• [DIRECTION]: Set down all of the data exactly as it appears.

• [RECORDS TO USE]:
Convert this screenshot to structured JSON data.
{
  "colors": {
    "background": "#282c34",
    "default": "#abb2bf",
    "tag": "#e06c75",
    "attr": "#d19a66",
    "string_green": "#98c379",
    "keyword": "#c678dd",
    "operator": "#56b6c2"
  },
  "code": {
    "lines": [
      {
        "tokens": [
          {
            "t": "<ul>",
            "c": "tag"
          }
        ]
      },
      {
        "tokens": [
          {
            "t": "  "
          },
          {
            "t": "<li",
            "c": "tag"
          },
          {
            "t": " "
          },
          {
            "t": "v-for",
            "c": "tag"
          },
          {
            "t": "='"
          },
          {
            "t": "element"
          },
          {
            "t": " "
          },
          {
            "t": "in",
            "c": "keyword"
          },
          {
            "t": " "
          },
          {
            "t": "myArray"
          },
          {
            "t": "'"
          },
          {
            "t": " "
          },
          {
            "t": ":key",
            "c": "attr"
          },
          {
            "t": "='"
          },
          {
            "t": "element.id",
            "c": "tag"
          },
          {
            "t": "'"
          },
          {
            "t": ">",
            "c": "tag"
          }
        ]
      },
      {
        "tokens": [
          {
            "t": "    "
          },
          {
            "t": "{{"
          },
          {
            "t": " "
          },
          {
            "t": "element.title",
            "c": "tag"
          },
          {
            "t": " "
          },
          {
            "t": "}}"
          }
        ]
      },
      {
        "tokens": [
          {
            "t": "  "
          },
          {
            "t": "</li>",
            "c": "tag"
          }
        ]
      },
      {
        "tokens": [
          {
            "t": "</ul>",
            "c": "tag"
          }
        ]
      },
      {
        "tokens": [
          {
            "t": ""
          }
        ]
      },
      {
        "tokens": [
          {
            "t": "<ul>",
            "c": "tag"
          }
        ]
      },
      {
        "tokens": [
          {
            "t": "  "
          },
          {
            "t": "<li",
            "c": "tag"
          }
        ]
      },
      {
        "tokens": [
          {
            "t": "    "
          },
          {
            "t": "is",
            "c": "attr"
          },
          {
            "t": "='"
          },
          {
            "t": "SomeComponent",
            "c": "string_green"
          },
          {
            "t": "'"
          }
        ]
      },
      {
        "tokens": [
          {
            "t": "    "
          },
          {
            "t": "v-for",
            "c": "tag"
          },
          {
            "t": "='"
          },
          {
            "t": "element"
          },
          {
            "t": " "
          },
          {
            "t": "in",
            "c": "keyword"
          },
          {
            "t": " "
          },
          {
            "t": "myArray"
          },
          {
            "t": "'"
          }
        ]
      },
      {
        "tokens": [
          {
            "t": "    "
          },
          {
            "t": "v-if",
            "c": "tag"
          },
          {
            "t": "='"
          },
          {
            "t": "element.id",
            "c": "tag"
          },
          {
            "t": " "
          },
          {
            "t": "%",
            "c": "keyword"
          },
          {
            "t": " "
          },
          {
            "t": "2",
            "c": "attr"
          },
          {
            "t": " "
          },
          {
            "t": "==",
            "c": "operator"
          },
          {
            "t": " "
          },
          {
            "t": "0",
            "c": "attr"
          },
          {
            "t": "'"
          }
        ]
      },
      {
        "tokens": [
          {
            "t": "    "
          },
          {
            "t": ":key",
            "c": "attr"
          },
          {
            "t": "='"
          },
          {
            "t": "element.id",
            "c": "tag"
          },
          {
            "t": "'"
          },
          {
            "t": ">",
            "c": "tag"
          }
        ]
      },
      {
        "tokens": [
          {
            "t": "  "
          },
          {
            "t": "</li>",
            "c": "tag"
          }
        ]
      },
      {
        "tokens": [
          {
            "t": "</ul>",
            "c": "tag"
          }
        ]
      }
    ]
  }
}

• [RESULT FOR THIS EXERCISE]:
Convert this screenshot to structured JSON data.
{
  "colors": {
    "background": "#282c34",
    "default": "#abb2bf",
    "tag": "#e06c75",
    "attr": "#d19a66",
    "string_green": "#98c379",
    "keyword": "#c678dd",
    "operator": "#56b6c2"
  },
  "code": {
    "lines": [
      {
        "tokens": [
          {
            "t": "<ul>",
            "c": "tag"
          }
        ]
      },
      {
        "tokens": [
          {
            "t": "  "
          },
          {
            "t": "<li",
            "c": "tag"
          },
          {
            "t": " "
          },
          {
            "t": "v-for",
            "c": "tag"
          },
          {
            "t": "='"
          },
          {
            "t": "element"
          },
          {
            "t": " "
          },
          {
            "t": "in",
            "c": "keyword"
          },
          {
            "t": " "
          },
          {
            "t": "myArray"
          },
          {
            "t": "'"
          },
          {
            "t": " "
          },
          {
            "t": ":key",
            "c": "attr"
          },
          {
            "t": "='"
          },
          {
            "t": "element.id",
            "c": "tag"
          },
          {
            "t": "'"
          },
          {
            "t": ">",
            "c": "tag"
          }
        ]
      },
      {
        "tokens": [
          {
            "t": "    "
          },
          {
            "t": "{{"
          },
          {
            "t": " "
          },
          {
            "t": "element.title",
            "c": "tag"
          },
          {
            "t": " "
          },
          {
            "t": "}}"
          }
        ]
      },
      {
        "tokens": [
          {
            "t": "  "
          },
          {
            "t": "</li>",
            "c": "tag"
          }
        ]
      },
      {
        "tokens": [
          {
            "t": "</ul>",
            "c": "tag"
          }
        ]
      },
      {
        "tokens": [
          {
            "t": ""
          }
        ]
      },
      {
        "tokens": [
          {
            "t": "<ul>",
            "c": "tag"
          }
        ]
      },
      {
        "tokens": [
          {
            "t": "  "
          },
          {
            "t": "<li",
            "c": "tag"
          }
        ]
      },
      {
        "tokens": [
          {
            "t": "    "
          },
          {
            "t": "is",
            "c": "attr"
          },
          {
            "t": "='"
          },
          {
            "t": "SomeComponent",
            "c": "string_green"
          },
          {
            "t": "'"
          }
        ]
      },
      {
        "tokens": [
          {
            "t": "    "
          },
          {
            "t": "v-for",
            "c": "tag"
          },
          {
            "t": "='"
          },
          {
            "t": "element"
          },
          {
            "t": " "
          },
          {
            "t": "in",
            "c": "keyword"
          },
          {
            "t": " "
          },
          {
            "t": "myArray"
          },
          {
            "t": "'"
          }
        ]
      },
      {
        "tokens": [
          {
            "t": "    "
          },
          {
            "t": "v-if",
            "c": "tag"
          },
          {
            "t": "='"
          },
          {
            "t": "element.id",
            "c": "tag"
          },
          {
            "t": " "
          },
          {
            "t": "%",
            "c": "keyword"
          },
          {
            "t": " "
          },
          {
            "t": "2",
            "c": "attr"
          },
          {
            "t": " "
          },
          {
            "t": "==",
            "c": "operator"
          },
          {
            "t": " "
          },
          {
            "t": "0",
            "c": "attr"
          },
          {
            "t": "'"
          }
        ]
      },
      {
        "tokens": [
          {
            "t": "    "
          },
          {
            "t": ":key",
            "c": "attr"
          },
          {
            "t": "='"
          },
          {
            "t": "element.id",
            "c": "tag"
          },
          {
            "t": "'"
          },
          {
            "t": ">",
            "c": "tag"
          }
        ]
      },
      {
        "tokens": [
          {
            "t": "  "
          },
          {
            "t": "</li>",
            "c": "tag"
          }
        ]
      },
      {
        "tokens": [
          {
            "t": "</ul>",
            "c": "tag"
          }
        ]
      }
    ]
  }
}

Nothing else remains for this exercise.